-- Start --

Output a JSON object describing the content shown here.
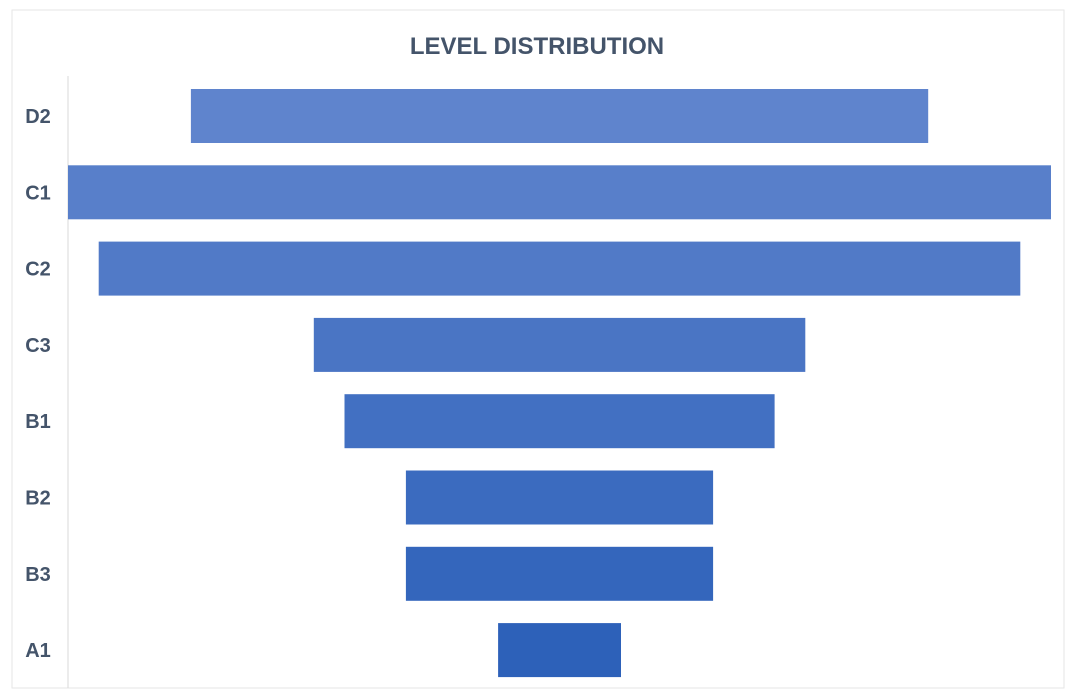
{
  "chart_data": {
    "type": "bar",
    "subtype": "funnel",
    "orientation": "horizontal",
    "title": "LEVEL DISTRIBUTION",
    "categories": [
      "D2",
      "C1",
      "C2",
      "C3",
      "B1",
      "B2",
      "B3",
      "A1"
    ],
    "values": [
      12,
      16,
      15,
      8,
      7,
      5,
      5,
      2
    ],
    "xlabel": "",
    "ylabel": "",
    "grid": false,
    "legend": "none",
    "colors": {
      "bar_top": "#5f84cd",
      "bar_bottom": "#2d61b9",
      "text": "#44546a",
      "frame": "#e6e6e6",
      "axis": "#d9d9d9"
    }
  }
}
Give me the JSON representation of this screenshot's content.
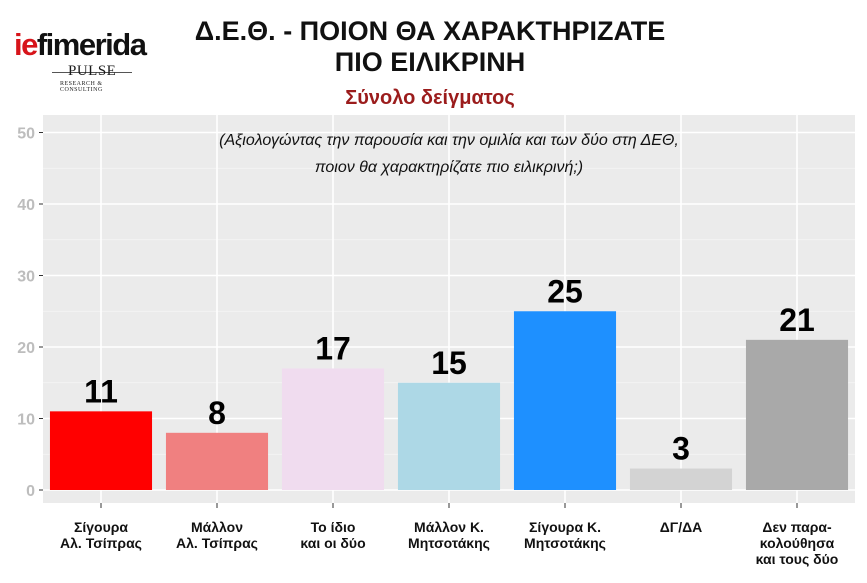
{
  "logo": {
    "brand_ie": "ie",
    "brand_rest": "fimerida",
    "pulse": "PULSE",
    "pulse_sub": "RESEARCH & CONSULTING"
  },
  "header": {
    "title_line1": "Δ.Ε.Θ. - ΠΟΙΟΝ ΘΑ ΧΑΡΑΚΤΗΡΙΖΑΤΕ",
    "title_line2": "ΠΙΟ ΕΙΛΙΚΡΙΝΗ",
    "subtitle": "Σύνολο δείγματος"
  },
  "chart_data": {
    "type": "bar",
    "annotation": [
      "(Αξιολογώντας την παρουσία και την ομιλία και των δύο στη ΔΕΘ,",
      "ποιον θα χαρακτηρίζατε πιο ειλικρινή;)"
    ],
    "categories": [
      [
        "Σίγουρα",
        "Αλ. Τσίπρας"
      ],
      [
        "Μάλλον",
        "Αλ. Τσίπρας"
      ],
      [
        "Το ίδιο",
        "και οι δύο"
      ],
      [
        "Μάλλον Κ.",
        "Μητσοτάκης"
      ],
      [
        "Σίγουρα Κ.",
        "Μητσοτάκης"
      ],
      [
        "ΔΓ/ΔΑ"
      ],
      [
        "Δεν παρα-",
        "κολούθησα",
        "και τους δύο"
      ]
    ],
    "values": [
      11,
      8,
      17,
      15,
      25,
      3,
      21
    ],
    "colors": [
      "#ff0000",
      "#f08080",
      "#f0dcef",
      "#add8e6",
      "#1e90ff",
      "#d3d3d3",
      "#a9a9a9"
    ],
    "ylim": [
      0,
      52
    ],
    "yticks": [
      0,
      10,
      20,
      30,
      40,
      50
    ],
    "grid": true,
    "panel_background": "#ebebeb",
    "xlabel": "",
    "ylabel": ""
  }
}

-- End --

Stated exercise:
Keep the pictures out of the copy and write out the data exactly as it stands.

Complete output:
Output a JSON object describing the content shown here.
{
  "chart_data": {
    "type": "bar",
    "subtype": "funnel",
    "orientation": "horizontal",
    "title": "LEVEL DISTRIBUTION",
    "categories": [
      "D2",
      "C1",
      "C2",
      "C3",
      "B1",
      "B2",
      "B3",
      "A1"
    ],
    "values": [
      12,
      16,
      15,
      8,
      7,
      5,
      5,
      2
    ],
    "xlabel": "",
    "ylabel": "",
    "grid": false,
    "legend": "none",
    "colors": {
      "bar_top": "#5f84cd",
      "bar_bottom": "#2d61b9",
      "text": "#44546a",
      "frame": "#e6e6e6",
      "axis": "#d9d9d9"
    }
  }
}
Give me the JSON representation of this screenshot's content.
{
  "logo": {
    "brand_ie": "ie",
    "brand_rest": "fimerida",
    "pulse": "PULSE",
    "pulse_sub": "RESEARCH & CONSULTING"
  },
  "header": {
    "title_line1": "Δ.Ε.Θ. - ΠΟΙΟΝ ΘΑ ΧΑΡΑΚΤΗΡΙΖΑΤΕ",
    "title_line2": "ΠΙΟ ΕΙΛΙΚΡΙΝΗ",
    "subtitle": "Σύνολο δείγματος"
  },
  "chart_data": {
    "type": "bar",
    "annotation": [
      "(Αξιολογώντας την παρουσία και την ομιλία και των δύο στη ΔΕΘ,",
      "ποιον θα χαρακτηρίζατε πιο ειλικρινή;)"
    ],
    "categories": [
      [
        "Σίγουρα",
        "Αλ. Τσίπρας"
      ],
      [
        "Μάλλον",
        "Αλ. Τσίπρας"
      ],
      [
        "Το ίδιο",
        "και οι δύο"
      ],
      [
        "Μάλλον Κ.",
        "Μητσοτάκης"
      ],
      [
        "Σίγουρα Κ.",
        "Μητσοτάκης"
      ],
      [
        "ΔΓ/ΔΑ"
      ],
      [
        "Δεν παρα-",
        "κολούθησα",
        "και τους δύο"
      ]
    ],
    "values": [
      11,
      8,
      17,
      15,
      25,
      3,
      21
    ],
    "colors": [
      "#ff0000",
      "#f08080",
      "#f0dcef",
      "#add8e6",
      "#1e90ff",
      "#d3d3d3",
      "#a9a9a9"
    ],
    "ylim": [
      0,
      52
    ],
    "yticks": [
      0,
      10,
      20,
      30,
      40,
      50
    ],
    "grid": true,
    "panel_background": "#ebebeb",
    "xlabel": "",
    "ylabel": ""
  }
}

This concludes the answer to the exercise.